| SOURCE DOCUMENT |
★ ★ ★ ★ ★ ★ ★

Members of my family will instantly know what I mean when I talk of Aunty Joan’s patchy blankets. These were lovingly created from fabric scraps and lined with brushed cotton. If I remember correctly, each niece or nephew had one and I treasured mine. Even now – perhaps especially now – I hope the burglar who stole it is still enjoying it, and I miss its warmth and comforting sense of familiarity. More than ever before, it’s symbolic of my life right now. A life in pieces but a reminder of the something beautiful that comes when you piece together what remains to create something wonderfully new.
Those patchy blankets were at the heart of growing up. They went everywhere with us, even camping out rolled up under a thorn tree at the weir on the farm. That’s a tale in itself. Each was unique, of course, but without the rigid though striking ordered patterns of traditional quilts. Though not quite crazy patchwork, either, they were made of neatly tripped squares and rectangles – a truth which perfectly summed up Aunty Joan’s personality. A place for everything, and everything in its place…
Still, they provided endless fascination as we identified which scrap belonged to which dress and which cousin wore it first. Captured in that simple though time-consuming piecework was a whole lotta love, and we knew it. We never ‘saw’ the pieces, we only saw the ‘life’ measured in each. We saw and enjoyed the something beautiful that was woven out of scraps many people would simply discard.

★ ★ ★ ★ ★ ★ ★

| QUESTIONS ON THE MATERIAL |
1: Rewrite the passage of the patchy-blanket text that opens with the words containing "Those patchy blankets" and closes with "would simply discard.", switching "thorn tree" to "acacia tree".
2: Resume the reminiscence about Aunty Joan's patchy blankets from the point where it stops.

★ ★ ★ ★ ★ ★ ★

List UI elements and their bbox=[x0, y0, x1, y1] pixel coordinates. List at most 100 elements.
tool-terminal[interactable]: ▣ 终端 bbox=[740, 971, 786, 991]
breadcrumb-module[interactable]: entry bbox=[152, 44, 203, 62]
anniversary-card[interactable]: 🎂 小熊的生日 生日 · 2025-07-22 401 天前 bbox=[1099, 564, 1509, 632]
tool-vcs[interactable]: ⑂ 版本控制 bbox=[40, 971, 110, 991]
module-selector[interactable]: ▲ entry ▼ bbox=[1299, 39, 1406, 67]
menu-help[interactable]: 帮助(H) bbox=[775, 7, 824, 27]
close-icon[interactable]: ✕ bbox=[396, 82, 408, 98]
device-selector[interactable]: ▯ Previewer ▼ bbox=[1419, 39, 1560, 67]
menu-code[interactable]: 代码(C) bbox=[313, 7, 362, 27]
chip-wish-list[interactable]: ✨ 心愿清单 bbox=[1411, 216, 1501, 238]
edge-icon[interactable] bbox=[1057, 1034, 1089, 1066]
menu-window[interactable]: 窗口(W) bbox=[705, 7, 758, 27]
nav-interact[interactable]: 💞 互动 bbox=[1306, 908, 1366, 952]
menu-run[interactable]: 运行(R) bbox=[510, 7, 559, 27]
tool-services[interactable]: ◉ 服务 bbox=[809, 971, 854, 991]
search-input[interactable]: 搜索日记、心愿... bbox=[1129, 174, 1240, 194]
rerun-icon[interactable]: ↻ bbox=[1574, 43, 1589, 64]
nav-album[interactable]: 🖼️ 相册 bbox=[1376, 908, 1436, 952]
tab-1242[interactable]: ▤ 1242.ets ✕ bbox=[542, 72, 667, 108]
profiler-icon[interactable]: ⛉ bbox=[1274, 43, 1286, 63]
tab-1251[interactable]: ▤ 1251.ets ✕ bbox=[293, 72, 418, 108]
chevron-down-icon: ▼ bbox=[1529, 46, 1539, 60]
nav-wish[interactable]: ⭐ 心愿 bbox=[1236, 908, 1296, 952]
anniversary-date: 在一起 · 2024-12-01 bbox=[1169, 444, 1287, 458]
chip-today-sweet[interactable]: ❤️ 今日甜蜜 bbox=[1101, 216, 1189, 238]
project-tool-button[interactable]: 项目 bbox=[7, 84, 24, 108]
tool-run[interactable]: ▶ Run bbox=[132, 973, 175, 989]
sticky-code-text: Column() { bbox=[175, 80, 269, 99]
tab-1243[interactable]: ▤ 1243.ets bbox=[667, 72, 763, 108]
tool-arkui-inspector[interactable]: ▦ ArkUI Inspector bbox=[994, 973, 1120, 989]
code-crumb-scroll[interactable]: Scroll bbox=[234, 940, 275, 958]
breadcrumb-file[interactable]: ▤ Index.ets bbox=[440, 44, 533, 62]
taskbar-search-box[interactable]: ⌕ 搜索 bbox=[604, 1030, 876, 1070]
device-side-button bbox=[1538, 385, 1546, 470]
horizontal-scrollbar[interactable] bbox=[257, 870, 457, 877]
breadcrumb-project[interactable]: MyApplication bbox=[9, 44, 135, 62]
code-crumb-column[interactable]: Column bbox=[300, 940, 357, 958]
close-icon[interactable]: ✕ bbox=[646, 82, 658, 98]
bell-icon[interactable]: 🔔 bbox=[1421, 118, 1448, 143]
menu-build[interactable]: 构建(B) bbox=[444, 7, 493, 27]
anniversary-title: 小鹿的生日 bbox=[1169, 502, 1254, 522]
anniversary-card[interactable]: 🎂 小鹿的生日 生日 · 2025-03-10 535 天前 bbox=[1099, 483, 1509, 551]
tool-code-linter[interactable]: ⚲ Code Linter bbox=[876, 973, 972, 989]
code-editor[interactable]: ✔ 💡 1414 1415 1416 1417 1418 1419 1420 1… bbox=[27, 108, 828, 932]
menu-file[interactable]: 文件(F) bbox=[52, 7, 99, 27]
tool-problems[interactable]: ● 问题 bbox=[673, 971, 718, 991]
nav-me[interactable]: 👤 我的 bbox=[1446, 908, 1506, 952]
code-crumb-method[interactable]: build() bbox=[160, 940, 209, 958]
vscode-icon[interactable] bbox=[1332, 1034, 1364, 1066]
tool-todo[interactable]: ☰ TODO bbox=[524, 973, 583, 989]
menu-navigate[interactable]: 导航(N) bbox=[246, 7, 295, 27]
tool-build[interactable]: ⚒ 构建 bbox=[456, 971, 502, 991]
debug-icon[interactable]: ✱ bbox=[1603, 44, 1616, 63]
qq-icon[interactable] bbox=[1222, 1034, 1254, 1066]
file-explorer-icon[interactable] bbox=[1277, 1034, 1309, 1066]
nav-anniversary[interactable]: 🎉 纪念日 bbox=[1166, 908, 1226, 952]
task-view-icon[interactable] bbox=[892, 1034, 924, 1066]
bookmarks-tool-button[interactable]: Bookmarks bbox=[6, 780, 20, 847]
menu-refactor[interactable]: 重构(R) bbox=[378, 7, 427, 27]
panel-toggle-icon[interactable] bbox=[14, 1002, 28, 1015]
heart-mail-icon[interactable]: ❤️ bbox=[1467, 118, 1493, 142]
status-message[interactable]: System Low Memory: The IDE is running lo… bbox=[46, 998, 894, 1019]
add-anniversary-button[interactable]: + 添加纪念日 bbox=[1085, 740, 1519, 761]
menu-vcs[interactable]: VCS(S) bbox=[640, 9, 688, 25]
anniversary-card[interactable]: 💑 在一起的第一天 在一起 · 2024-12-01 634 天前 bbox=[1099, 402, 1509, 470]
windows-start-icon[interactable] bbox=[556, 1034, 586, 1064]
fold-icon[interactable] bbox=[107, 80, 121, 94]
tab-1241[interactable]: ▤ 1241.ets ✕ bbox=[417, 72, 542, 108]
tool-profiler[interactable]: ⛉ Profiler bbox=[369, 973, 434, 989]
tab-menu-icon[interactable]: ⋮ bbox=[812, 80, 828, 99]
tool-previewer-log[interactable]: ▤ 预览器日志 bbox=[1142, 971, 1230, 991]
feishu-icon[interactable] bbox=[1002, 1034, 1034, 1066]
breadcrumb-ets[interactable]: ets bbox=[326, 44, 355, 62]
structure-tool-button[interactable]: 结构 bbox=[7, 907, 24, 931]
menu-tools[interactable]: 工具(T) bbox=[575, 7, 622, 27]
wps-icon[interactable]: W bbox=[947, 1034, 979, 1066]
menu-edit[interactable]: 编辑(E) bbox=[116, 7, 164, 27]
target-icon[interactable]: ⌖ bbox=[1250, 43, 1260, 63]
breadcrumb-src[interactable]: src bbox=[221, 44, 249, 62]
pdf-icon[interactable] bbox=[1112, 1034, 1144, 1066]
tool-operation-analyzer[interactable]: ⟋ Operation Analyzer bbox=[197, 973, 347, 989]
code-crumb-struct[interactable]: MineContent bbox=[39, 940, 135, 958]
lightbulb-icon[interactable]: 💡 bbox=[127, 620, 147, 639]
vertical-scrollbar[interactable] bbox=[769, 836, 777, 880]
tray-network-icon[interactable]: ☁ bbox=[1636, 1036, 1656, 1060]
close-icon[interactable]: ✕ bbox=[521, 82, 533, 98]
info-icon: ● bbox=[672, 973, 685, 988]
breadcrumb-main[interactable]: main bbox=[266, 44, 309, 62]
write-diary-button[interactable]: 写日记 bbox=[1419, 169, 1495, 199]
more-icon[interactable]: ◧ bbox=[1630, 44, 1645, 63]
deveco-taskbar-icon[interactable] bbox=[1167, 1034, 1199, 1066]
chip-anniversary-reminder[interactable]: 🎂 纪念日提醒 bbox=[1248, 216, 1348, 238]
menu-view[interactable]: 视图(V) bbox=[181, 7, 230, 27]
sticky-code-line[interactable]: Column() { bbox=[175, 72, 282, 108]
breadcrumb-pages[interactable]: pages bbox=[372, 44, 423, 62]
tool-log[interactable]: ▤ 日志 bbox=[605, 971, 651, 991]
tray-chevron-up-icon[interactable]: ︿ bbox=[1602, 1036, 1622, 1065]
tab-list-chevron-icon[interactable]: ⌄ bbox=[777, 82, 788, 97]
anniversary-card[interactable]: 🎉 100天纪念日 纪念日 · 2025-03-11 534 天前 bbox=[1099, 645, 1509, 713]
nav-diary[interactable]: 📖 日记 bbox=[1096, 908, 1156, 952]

★ ★ ★ ★ ★ ★ ★

| ANSWERS FOR THIS EXERCISE |
1:
Those patchy blankets were at the heart of growing up. They went everywhere with us, even camping out rolled up under a acacia tree at the weir on the farm. That’s a tale in itself. Each was unique, of course, but without the rigid though striking ordered patterns of traditional quilts. Though not quite crazy patchwork, either, they were made of neatly tripped squares and rectangles – a truth which perfectly summed up Aunty Joan’s personality. A place for everything, and everything in its place…
Still, they provided endless fascination as we identified which scrap belonged to which dress and which cousin wore it first. Captured in that simple though time-consuming piecework was a whole lotta love, and we knew it. We never ‘saw’ the pieces, we only saw the ‘life’ measured in each. We saw and enjoyed the something beautiful that was woven out of scraps many people would simply discard.

2:
It’s nearly six months now since I was first diagnosed with terminal tuberculosis. For a long time, I found myself trapped in a place of darkness and desperate struggle. I lost sight of the little pieces of something beautiful amongst the wreckage that once was my life. There were many times when I wished I could simply sweep them all into the trash and be done with it. Giving up seemed so much easier than gathering them up and remaking them. I never fully understood the debilitating effects of this terrible disease until I had to claw my way back to life.
Thankfully, I inherited a good dose of 1820 settler dogged determination. It’s the kind that digs its heels in and develops a fondness for finger gestures in the midst of the raging storm. Those early South African pioneers survived the ‘no matter what’ life with a mixture of humour and courage that set them apart. They epitomise the message in those patchy blankets. It’s not so much about not wasting even the smallest scraps, though frugality certainly came into it. Rather, it was that everything has value, the potential to be something beautiful.
The other message, of course, is that something made of scraps is enduring. Those blankets are still around today, many years later. The next generation may not know the individual garments that went into them. But they have the something beautiful in the memories made around them. Scraps don’t have to be fragile, though on their own, they may seem brittle and worthless. Woven together, they contain an enduring strength that will remain long after the struggle is over.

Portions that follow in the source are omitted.